Dataset excerpts
---*---

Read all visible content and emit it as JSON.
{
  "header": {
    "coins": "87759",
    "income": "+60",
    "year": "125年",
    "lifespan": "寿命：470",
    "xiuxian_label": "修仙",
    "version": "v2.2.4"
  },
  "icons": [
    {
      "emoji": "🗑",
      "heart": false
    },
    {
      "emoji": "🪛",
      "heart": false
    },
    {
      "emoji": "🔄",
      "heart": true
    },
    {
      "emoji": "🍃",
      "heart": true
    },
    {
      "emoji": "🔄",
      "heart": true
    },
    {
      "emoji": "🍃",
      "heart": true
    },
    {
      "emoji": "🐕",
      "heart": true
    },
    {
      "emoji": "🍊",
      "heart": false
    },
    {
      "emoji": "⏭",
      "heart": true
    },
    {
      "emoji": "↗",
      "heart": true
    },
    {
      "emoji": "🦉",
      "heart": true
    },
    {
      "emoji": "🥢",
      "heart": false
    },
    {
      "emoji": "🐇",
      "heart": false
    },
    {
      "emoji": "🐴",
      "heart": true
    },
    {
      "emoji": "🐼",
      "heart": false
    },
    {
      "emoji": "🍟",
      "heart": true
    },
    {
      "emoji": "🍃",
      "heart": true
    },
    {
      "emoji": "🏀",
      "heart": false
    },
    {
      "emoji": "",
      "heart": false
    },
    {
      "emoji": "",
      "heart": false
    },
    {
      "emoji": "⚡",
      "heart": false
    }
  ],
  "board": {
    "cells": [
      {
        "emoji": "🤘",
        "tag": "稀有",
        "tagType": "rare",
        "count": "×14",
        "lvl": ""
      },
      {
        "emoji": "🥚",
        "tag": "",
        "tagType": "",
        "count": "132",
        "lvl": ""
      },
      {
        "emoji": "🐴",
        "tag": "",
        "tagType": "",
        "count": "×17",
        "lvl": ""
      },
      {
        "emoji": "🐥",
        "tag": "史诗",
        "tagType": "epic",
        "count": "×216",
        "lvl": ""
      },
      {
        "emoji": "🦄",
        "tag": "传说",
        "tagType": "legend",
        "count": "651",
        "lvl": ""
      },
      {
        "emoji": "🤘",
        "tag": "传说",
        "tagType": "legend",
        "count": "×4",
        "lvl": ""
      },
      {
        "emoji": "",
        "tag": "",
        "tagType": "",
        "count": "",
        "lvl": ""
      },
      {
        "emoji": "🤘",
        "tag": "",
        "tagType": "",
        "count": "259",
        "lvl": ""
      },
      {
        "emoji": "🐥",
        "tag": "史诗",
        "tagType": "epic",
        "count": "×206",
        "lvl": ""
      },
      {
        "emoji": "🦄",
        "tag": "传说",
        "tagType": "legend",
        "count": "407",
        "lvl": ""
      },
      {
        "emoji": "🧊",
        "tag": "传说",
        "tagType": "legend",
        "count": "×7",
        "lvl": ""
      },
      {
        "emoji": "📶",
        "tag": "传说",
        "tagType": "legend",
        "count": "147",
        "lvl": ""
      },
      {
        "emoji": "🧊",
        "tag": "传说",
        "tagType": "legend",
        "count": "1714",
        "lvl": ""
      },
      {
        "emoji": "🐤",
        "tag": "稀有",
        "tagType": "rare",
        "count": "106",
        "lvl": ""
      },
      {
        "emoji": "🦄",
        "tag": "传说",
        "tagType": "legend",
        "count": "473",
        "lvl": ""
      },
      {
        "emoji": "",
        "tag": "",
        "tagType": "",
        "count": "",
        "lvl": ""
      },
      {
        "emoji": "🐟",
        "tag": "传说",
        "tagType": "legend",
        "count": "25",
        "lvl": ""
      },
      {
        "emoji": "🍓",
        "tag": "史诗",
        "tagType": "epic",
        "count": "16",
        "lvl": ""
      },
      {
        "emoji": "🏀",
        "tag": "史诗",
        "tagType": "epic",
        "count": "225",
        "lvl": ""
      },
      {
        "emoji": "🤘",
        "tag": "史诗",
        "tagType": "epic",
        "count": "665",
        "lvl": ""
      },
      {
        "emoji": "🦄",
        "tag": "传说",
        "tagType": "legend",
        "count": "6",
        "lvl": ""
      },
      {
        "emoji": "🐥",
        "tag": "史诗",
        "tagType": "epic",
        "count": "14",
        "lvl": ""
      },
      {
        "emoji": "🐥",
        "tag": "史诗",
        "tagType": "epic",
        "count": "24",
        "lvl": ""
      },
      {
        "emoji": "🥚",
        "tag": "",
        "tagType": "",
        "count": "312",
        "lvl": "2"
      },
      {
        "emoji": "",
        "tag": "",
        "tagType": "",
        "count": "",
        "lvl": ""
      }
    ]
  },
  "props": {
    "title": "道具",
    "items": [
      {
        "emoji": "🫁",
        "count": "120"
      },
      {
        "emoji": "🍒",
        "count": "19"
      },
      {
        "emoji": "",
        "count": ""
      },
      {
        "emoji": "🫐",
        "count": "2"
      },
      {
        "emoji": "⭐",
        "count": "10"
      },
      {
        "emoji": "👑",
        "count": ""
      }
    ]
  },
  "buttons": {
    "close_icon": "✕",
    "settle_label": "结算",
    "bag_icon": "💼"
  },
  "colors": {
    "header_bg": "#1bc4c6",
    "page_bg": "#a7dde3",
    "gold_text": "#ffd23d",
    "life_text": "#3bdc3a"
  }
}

---*---

◆ Work to do
Each record must be returned exactly as it is written.

◆ Correct result
Read all visible content and emit it as JSON.
{
  "header": {
    "coins": "87759",
    "income": "+60",
    "year": "125年",
    "lifespan": "寿命：470",
    "xiuxian_label": "修仙",
    "version": "v2.2.4"
  },
  "icons": [
    {
      "emoji": "🗑",
      "heart": false
    },
    {
      "emoji": "🪛",
      "heart": false
    },
    {
      "emoji": "🔄",
      "heart": true
    },
    {
      "emoji": "🍃",
      "heart": true
    },
    {
      "emoji": "🔄",
      "heart": true
    },
    {
      "emoji": "🍃",
      "heart": true
    },
    {
      "emoji": "🐕",
      "heart": true
    },
    {
      "emoji": "🍊",
      "heart": false
    },
    {
      "emoji": "⏭",
      "heart": true
    },
    {
      "emoji": "↗",
      "heart": true
    },
    {
      "emoji": "🦉",
      "heart": true
    },
    {
      "emoji": "🥢",
      "heart": false
    },
    {
      "emoji": "🐇",
      "heart": false
    },
    {
      "emoji": "🐴",
      "heart": true
    },
    {
      "emoji": "🐼",
      "heart": false
    },
    {
      "emoji": "🍟",
      "heart": true
    },
    {
      "emoji": "🍃",
      "heart": true
    },
    {
      "emoji": "🏀",
      "heart": false
    },
    {
      "emoji": "",
      "heart": false
    },
    {
      "emoji": "",
      "heart": false
    },
    {
      "emoji": "⚡",
      "heart": false
    }
  ],
  "board": {
    "cells": [
      {
        "emoji": "🤘",
        "tag": "稀有",
        "tagType": "rare",
        "count": "×14",
        "lvl": ""
      },
      {
        "emoji": "🥚",
        "tag": "",
        "tagType": "",
        "count": "132",
        "lvl": ""
      },
      {
        "emoji": "🐴",
        "tag": "",
        "tagType": "",
        "count": "×17",
        "lvl": ""
      },
      {
        "emoji": "🐥",
        "tag": "史诗",
        "tagType": "epic",
        "count": "×216",
        "lvl": ""
      },
      {
        "emoji": "🦄",
        "tag": "传说",
        "tagType": "legend",
        "count": "651",
        "lvl": ""
      },
      {
        "emoji": "🤘",
        "tag": "传说",
        "tagType": "legend",
        "count": "×4",
        "lvl": ""
      },
      {
        "emoji": "",
        "tag": "",
        "tagType": "",
        "count": "",
        "lvl": ""
      },
      {
        "emoji": "🤘",
        "tag": "",
        "tagType": "",
        "count": "259",
        "lvl": ""
      },
      {
        "emoji": "🐥",
        "tag": "史诗",
        "tagType": "epic",
        "count": "×206",
        "lvl": ""
      },
      {
        "emoji": "🦄",
        "tag": "传说",
        "tagType": "legend",
        "count": "407",
        "lvl": ""
      },
      {
        "emoji": "🧊",
        "tag": "传说",
        "tagType": "legend",
        "count": "×7",
        "lvl": ""
      },
      {
        "emoji": "📶",
        "tag": "传说",
        "tagType": "legend",
        "count": "147",
        "lvl": ""
      },
      {
        "emoji": "🧊",
        "tag": "传说",
        "tagType": "legend",
        "count": "1714",
        "lvl": ""
      },
      {
        "emoji": "🐤",
        "tag": "稀有",
        "tagType": "rare",
        "count": "106",
        "lvl": ""
      },
      {
        "emoji": "🦄",
        "tag": "传说",
        "tagType": "legend",
        "count": "473",
        "lvl": ""
      },
      {
        "emoji": "",
        "tag": "",
        "tagType": "",
        "count": "",
        "lvl": ""
      },
      {
        "emoji": "🐟",
        "tag": "传说",
        "tagType": "legend",
        "count": "25",
        "lvl": ""
      },
      {
        "emoji": "🍓",
        "tag": "史诗",
        "tagType": "epic",
        "count": "16",
        "lvl": ""
      },
      {
        "emoji": "🏀",
        "tag": "史诗",
        "tagType": "epic",
        "count": "225",
        "lvl": ""
      },
      {
        "emoji": "🤘",
        "tag": "史诗",
        "tagType": "epic",
        "count": "665",
        "lvl": ""
      },
      {
        "emoji": "🦄",
        "tag": "传说",
        "tagType": "legend",
        "count": "6",
        "lvl": ""
      },
      {
        "emoji": "🐥",
        "tag": "史诗",
        "tagType": "epic",
        "count": "14",
        "lvl": ""
      },
      {
        "emoji": "🐥",
        "tag": "史诗",
        "tagType": "epic",
        "count": "24",
        "lvl": ""
      },
      {
        "emoji": "🥚",
        "tag": "",
        "tagType": "",
        "count": "312",
        "lvl": "2"
      },
      {
        "emoji": "",
        "tag": "",
        "tagType": "",
        "count": "",
        "lvl": ""
      }
    ]
  },
  "props": {
    "title": "道具",
    "items": [
      {
        "emoji": "🫁",
        "count": "120"
      },
      {
        "emoji": "🍒",
        "count": "19"
      },
      {
        "emoji": "",
        "count": ""
      },
      {
        "emoji": "🫐",
        "count": "2"
      },
      {
        "emoji": "⭐",
        "count": "10"
      },
      {
        "emoji": "👑",
        "count": ""
      }
    ]
  },
  "buttons": {
    "close_icon": "✕",
    "settle_label": "结算",
    "bag_icon": "💼"
  },
  "colors": {
    "header_bg": "#1bc4c6",
    "page_bg": "#a7dde3",
    "gold_text": "#ffd23d",
    "life_text": "#3bdc3a"
  }
}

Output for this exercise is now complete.